- DATA SUPPLIED -
□ □ □ □ □

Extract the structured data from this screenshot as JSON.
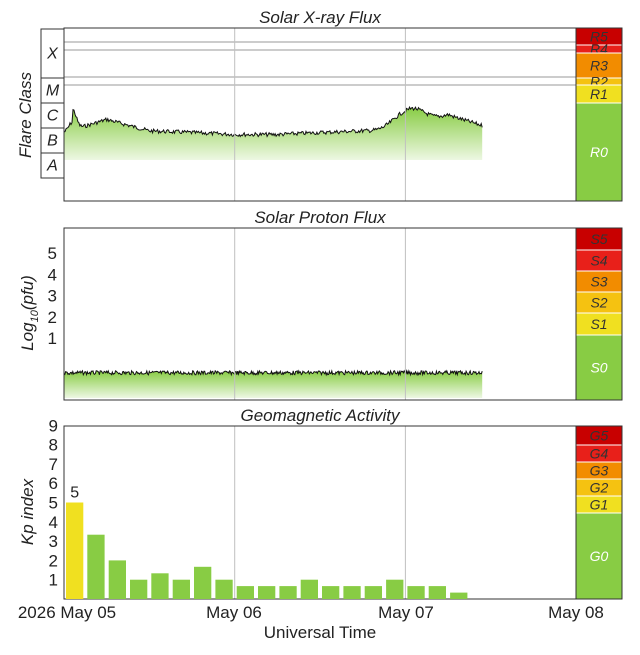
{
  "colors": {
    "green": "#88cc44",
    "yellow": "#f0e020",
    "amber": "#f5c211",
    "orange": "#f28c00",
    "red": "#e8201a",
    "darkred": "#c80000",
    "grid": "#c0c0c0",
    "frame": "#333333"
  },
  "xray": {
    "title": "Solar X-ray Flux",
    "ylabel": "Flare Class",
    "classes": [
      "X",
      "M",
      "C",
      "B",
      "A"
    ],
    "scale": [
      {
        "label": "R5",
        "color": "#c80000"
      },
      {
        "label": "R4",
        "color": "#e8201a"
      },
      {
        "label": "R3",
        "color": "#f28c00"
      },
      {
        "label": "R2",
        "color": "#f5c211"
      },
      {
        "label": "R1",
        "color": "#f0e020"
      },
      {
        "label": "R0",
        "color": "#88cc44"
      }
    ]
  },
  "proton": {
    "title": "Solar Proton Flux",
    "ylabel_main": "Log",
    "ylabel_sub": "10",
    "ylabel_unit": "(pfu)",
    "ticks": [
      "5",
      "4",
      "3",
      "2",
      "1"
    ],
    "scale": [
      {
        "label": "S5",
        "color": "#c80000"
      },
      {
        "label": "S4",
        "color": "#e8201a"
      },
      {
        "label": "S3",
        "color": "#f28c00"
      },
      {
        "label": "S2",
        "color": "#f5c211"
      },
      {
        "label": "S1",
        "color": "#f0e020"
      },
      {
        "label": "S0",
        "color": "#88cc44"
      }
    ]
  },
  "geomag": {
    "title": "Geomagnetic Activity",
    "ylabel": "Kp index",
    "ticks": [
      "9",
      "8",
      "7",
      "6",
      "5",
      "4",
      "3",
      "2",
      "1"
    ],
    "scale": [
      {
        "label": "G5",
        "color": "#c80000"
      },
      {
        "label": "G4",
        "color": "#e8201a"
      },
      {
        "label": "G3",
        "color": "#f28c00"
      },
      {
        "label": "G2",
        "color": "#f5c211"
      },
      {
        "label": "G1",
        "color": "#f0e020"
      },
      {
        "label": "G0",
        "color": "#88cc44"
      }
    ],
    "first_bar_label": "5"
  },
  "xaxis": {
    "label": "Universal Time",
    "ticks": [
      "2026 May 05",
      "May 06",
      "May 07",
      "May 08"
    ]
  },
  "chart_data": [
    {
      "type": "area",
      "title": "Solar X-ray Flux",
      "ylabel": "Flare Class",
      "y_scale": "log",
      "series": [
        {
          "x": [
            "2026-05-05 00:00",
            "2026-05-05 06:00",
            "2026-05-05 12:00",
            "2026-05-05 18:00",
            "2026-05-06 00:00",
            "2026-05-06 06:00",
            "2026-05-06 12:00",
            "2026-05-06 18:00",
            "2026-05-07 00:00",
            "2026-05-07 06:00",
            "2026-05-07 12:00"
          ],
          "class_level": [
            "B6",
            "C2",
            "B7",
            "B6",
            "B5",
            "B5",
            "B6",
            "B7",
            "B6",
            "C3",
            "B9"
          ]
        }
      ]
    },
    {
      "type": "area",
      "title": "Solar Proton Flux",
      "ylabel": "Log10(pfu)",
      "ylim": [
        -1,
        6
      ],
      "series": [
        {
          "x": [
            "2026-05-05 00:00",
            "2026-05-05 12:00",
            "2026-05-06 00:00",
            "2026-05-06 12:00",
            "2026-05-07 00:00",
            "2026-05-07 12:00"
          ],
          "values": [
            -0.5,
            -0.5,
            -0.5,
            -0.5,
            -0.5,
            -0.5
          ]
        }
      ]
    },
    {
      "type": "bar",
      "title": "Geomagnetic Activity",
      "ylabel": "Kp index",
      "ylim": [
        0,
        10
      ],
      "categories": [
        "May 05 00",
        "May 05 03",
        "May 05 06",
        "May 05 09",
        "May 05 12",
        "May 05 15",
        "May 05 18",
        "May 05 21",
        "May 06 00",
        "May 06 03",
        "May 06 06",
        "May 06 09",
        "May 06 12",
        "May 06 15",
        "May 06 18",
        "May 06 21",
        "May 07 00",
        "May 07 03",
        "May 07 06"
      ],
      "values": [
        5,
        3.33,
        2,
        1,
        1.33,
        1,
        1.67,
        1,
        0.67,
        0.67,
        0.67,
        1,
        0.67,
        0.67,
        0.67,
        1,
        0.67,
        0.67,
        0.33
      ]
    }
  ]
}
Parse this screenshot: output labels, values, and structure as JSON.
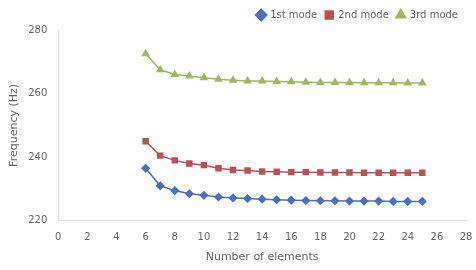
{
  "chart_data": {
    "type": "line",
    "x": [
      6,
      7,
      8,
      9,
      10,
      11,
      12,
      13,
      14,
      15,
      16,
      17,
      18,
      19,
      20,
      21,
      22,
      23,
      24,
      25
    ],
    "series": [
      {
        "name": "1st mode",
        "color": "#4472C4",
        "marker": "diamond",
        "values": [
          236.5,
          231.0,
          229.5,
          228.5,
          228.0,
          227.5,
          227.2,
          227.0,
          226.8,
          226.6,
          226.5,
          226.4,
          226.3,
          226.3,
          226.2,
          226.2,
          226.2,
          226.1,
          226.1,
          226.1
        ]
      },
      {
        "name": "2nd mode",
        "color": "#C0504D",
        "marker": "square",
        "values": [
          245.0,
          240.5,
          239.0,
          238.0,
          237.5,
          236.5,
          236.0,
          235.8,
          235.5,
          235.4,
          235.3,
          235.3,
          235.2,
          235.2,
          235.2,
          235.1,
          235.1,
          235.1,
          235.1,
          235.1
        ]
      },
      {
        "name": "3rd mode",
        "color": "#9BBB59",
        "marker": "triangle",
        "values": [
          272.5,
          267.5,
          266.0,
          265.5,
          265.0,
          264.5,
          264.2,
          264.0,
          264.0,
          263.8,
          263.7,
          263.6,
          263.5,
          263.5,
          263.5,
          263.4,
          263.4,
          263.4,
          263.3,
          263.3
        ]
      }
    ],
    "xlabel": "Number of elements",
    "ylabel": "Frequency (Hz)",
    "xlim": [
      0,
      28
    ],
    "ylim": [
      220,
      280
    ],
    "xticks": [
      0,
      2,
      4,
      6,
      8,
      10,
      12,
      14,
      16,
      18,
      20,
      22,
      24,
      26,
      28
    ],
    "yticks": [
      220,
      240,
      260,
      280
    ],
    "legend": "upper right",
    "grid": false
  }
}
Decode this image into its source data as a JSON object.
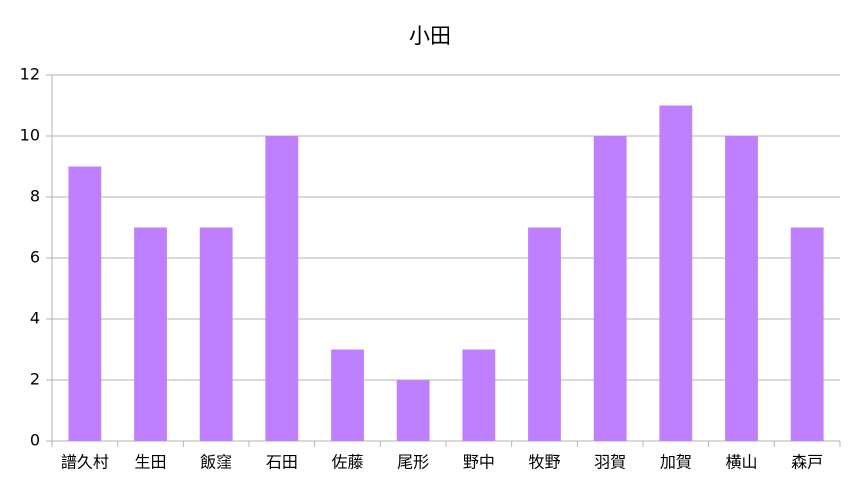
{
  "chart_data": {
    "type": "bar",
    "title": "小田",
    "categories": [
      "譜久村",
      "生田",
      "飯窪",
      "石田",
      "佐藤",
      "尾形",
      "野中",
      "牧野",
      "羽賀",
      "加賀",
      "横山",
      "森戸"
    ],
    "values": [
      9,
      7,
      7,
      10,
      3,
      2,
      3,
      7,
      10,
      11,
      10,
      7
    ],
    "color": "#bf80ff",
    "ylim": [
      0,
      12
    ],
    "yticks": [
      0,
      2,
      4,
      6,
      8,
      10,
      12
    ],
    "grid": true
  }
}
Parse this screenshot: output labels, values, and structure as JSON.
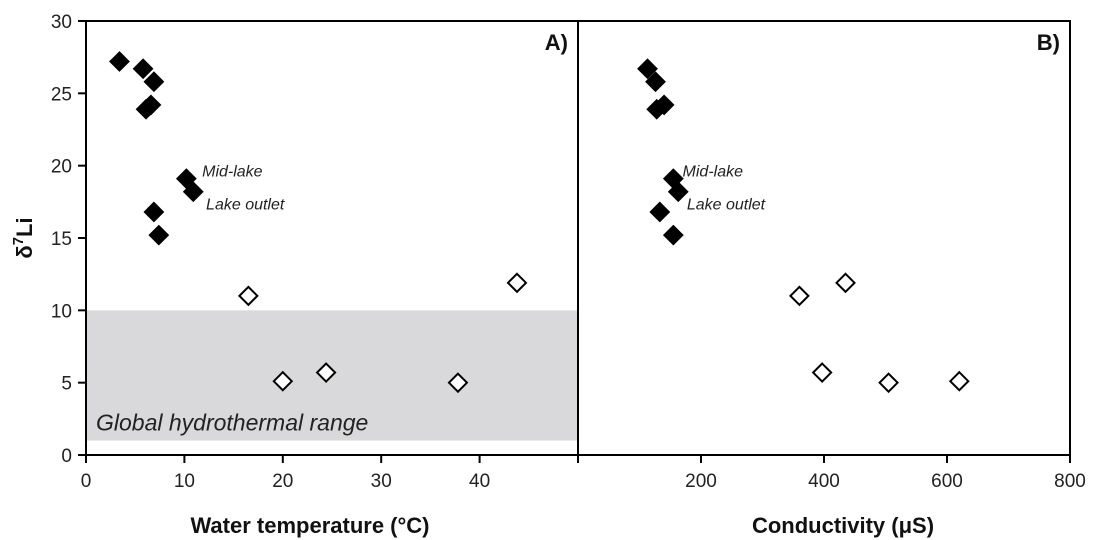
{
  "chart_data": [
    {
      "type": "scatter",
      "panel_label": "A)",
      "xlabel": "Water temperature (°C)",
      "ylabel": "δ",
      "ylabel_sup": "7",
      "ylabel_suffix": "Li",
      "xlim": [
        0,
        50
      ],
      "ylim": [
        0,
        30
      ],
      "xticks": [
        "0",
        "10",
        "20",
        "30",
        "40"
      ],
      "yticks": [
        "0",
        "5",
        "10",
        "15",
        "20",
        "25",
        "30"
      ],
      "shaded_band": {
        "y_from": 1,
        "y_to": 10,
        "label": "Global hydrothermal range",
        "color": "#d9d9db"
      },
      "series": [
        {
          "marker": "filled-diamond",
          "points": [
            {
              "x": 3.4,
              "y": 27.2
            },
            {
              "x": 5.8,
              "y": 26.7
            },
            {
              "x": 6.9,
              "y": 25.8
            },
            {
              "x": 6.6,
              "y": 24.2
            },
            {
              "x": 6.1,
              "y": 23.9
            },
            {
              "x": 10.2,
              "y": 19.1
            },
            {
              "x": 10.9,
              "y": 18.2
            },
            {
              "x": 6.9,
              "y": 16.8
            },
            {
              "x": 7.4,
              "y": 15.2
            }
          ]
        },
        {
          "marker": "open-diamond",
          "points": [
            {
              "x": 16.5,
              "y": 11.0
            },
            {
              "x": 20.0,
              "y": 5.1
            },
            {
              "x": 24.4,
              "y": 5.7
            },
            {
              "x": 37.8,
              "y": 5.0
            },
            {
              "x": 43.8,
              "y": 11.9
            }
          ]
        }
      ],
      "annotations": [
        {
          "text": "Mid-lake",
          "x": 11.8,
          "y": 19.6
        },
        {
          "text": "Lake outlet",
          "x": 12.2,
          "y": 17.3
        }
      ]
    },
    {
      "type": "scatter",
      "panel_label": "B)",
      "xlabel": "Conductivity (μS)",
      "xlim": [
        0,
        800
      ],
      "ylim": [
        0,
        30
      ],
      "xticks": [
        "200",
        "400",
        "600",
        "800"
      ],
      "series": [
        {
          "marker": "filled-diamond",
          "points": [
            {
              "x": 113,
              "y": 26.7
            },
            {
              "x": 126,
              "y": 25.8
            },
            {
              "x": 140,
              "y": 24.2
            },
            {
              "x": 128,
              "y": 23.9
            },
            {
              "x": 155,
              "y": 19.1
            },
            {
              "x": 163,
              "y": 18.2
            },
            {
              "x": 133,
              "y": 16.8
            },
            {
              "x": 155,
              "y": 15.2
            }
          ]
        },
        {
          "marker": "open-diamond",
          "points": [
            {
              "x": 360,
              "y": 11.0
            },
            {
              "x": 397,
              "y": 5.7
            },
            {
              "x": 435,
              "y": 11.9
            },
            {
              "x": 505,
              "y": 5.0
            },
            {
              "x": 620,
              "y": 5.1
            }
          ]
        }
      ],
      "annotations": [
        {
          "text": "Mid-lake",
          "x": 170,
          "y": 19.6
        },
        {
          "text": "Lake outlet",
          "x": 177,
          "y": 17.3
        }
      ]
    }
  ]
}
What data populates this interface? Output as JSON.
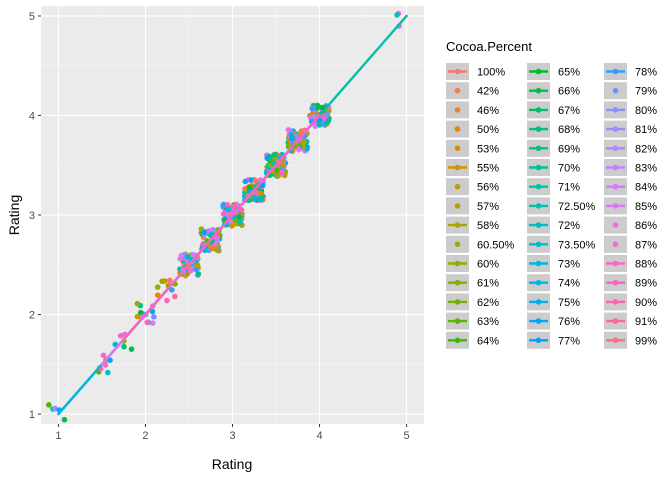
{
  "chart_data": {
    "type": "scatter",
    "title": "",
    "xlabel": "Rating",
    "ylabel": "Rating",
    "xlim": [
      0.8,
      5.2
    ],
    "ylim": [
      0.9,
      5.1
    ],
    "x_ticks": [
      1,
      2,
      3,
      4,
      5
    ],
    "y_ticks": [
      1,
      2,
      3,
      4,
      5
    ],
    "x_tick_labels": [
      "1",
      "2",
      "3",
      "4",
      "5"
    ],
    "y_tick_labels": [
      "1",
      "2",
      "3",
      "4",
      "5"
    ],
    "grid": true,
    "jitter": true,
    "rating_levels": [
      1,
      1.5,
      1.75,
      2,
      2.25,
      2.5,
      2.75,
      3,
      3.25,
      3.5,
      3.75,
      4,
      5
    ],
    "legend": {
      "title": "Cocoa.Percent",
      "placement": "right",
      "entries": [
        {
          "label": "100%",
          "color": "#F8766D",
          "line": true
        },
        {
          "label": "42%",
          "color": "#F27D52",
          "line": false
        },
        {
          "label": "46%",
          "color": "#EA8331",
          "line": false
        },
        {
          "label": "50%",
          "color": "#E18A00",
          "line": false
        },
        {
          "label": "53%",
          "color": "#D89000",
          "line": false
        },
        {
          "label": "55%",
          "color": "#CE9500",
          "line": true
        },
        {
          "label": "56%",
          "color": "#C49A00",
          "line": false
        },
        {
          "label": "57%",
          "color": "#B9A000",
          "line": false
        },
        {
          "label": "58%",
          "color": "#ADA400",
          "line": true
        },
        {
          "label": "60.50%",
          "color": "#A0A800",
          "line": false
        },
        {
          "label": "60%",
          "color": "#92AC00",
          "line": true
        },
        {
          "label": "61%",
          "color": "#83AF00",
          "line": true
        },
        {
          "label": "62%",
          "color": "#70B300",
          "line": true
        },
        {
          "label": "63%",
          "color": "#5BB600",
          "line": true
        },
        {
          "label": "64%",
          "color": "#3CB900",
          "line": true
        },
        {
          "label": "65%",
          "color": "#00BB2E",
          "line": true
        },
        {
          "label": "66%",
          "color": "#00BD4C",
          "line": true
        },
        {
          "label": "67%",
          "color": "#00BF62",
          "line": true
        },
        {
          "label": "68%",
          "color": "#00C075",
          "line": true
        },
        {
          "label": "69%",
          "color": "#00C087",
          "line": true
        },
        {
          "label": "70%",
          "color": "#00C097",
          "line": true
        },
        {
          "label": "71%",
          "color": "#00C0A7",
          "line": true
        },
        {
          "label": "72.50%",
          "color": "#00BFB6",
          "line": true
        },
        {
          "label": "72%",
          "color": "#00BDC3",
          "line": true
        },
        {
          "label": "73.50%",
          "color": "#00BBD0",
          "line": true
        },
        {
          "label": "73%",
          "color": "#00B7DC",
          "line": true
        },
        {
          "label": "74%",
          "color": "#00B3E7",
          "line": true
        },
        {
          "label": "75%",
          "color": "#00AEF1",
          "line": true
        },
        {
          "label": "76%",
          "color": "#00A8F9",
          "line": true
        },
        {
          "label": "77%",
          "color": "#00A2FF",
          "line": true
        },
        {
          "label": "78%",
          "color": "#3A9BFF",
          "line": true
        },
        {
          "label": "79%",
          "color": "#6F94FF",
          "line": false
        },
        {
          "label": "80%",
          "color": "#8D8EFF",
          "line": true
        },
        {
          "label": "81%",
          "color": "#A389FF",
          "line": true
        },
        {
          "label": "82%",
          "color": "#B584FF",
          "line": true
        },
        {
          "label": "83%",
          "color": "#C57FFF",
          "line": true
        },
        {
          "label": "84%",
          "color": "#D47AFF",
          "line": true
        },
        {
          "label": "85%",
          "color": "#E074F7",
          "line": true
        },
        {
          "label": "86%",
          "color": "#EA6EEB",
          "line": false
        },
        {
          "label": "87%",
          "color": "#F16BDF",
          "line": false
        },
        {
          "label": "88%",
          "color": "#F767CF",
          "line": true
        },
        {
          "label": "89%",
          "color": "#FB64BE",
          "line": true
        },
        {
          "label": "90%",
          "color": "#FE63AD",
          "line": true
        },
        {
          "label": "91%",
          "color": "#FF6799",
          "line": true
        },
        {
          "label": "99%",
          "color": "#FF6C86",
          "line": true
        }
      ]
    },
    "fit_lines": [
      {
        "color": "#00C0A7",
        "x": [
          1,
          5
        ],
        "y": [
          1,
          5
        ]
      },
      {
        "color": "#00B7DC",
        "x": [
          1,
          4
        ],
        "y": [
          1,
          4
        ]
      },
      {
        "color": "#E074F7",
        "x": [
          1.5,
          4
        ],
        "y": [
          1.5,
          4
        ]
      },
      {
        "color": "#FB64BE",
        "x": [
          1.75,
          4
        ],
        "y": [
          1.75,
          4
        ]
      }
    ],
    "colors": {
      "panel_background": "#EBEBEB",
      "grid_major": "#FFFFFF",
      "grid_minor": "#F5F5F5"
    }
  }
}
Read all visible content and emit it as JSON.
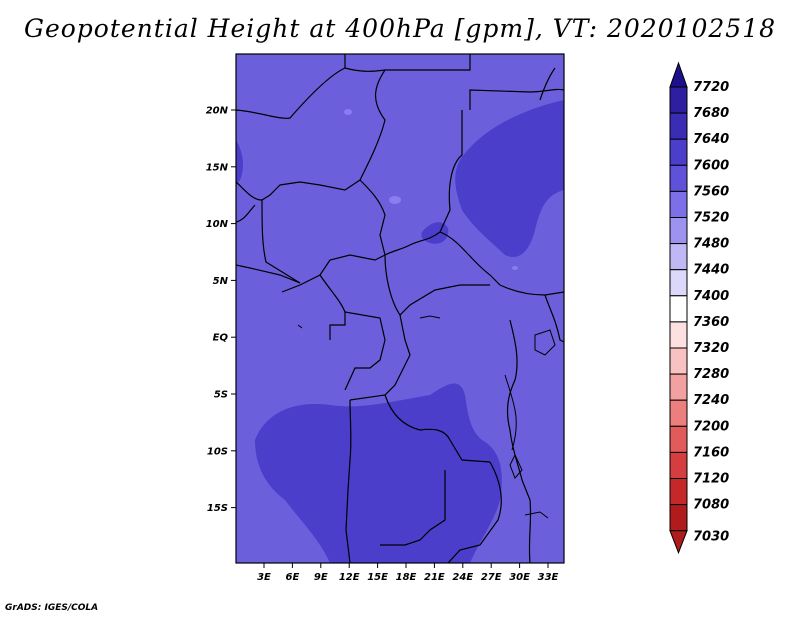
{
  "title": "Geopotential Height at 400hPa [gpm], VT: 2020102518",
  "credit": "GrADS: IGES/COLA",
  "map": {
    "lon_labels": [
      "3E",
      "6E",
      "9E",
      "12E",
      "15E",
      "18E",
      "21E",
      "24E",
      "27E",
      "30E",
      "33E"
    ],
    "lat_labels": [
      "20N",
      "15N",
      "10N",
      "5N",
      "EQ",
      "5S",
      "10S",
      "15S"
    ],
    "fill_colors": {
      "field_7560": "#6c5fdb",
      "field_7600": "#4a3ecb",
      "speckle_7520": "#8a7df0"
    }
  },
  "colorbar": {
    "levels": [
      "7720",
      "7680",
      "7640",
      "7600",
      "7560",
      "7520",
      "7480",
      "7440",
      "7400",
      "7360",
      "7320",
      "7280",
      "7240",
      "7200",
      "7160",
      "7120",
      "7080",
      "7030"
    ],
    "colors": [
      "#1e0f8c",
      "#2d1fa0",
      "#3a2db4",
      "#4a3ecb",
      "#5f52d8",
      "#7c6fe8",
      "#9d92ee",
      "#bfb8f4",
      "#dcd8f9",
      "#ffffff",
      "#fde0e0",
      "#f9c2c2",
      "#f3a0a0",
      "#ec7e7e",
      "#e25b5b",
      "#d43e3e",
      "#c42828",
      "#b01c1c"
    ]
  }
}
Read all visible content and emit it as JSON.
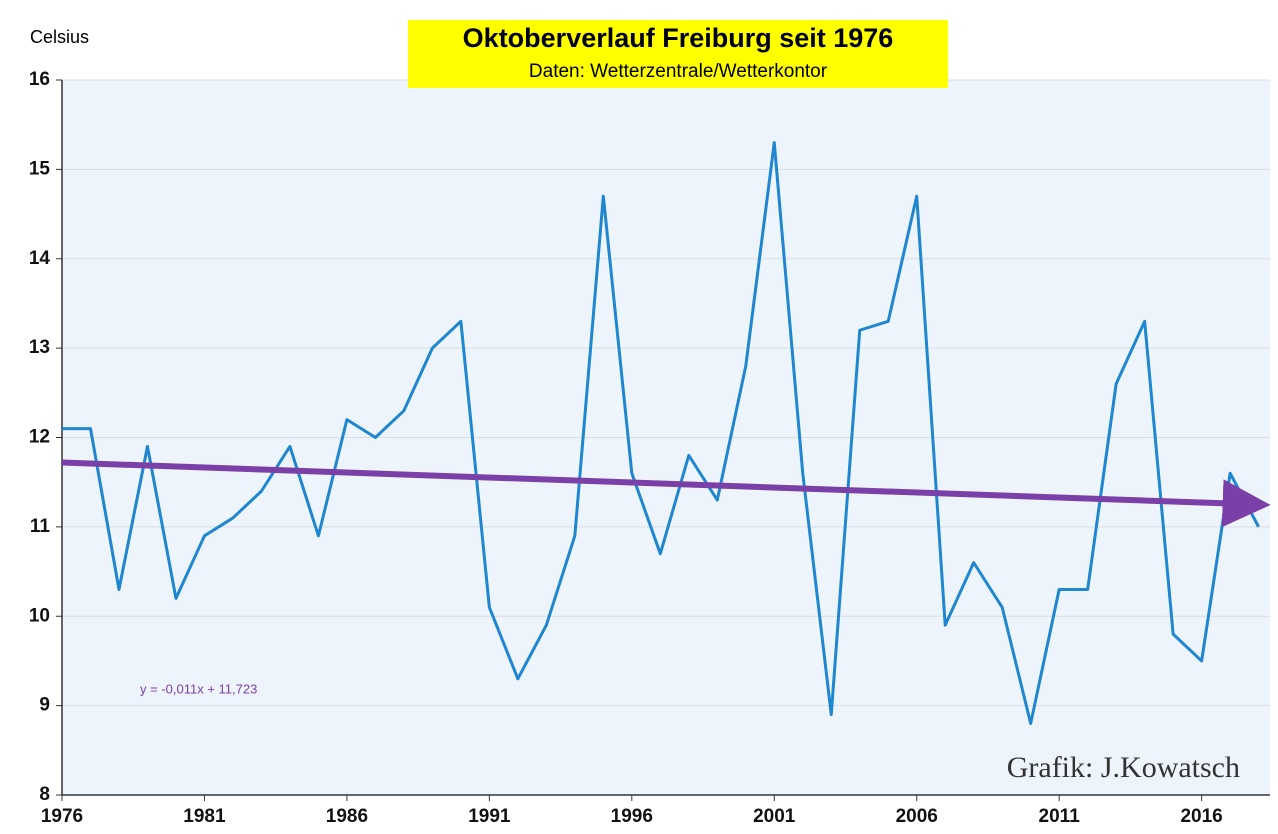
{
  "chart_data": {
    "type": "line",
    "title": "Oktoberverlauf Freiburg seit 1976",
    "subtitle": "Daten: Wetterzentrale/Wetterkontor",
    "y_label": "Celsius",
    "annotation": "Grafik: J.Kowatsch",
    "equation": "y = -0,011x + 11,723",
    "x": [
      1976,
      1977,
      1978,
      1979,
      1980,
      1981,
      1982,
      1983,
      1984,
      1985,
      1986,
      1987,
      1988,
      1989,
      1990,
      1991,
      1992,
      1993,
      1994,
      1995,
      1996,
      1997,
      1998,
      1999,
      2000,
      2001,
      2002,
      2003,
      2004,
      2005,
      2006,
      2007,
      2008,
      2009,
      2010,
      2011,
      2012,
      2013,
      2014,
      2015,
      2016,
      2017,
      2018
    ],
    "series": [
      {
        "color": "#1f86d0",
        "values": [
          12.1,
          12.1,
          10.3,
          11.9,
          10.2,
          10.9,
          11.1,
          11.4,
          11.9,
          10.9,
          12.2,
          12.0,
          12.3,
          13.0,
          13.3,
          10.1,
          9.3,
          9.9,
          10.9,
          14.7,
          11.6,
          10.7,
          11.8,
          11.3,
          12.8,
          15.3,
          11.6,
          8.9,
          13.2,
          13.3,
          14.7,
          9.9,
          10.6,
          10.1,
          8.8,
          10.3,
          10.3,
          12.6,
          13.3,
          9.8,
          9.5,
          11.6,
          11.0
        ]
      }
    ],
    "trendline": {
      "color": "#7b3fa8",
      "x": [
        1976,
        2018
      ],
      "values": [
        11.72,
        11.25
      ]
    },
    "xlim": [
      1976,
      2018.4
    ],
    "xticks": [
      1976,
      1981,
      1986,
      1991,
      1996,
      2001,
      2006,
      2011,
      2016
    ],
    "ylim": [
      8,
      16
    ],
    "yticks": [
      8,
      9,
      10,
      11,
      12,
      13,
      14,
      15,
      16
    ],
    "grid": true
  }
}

□ □ □ □ □

- EXERCISE REQUIREMENTS -
Identify each line in the records above containing the word "xlabel"; copy those lines.

- EXERCISE RESPONSE -
    "xlabel": "Number of elements",
      "xlabel": "Water temperature (°C)",
      "xlabel": "Conductivity (μS)",
    "xlabel": "Rating",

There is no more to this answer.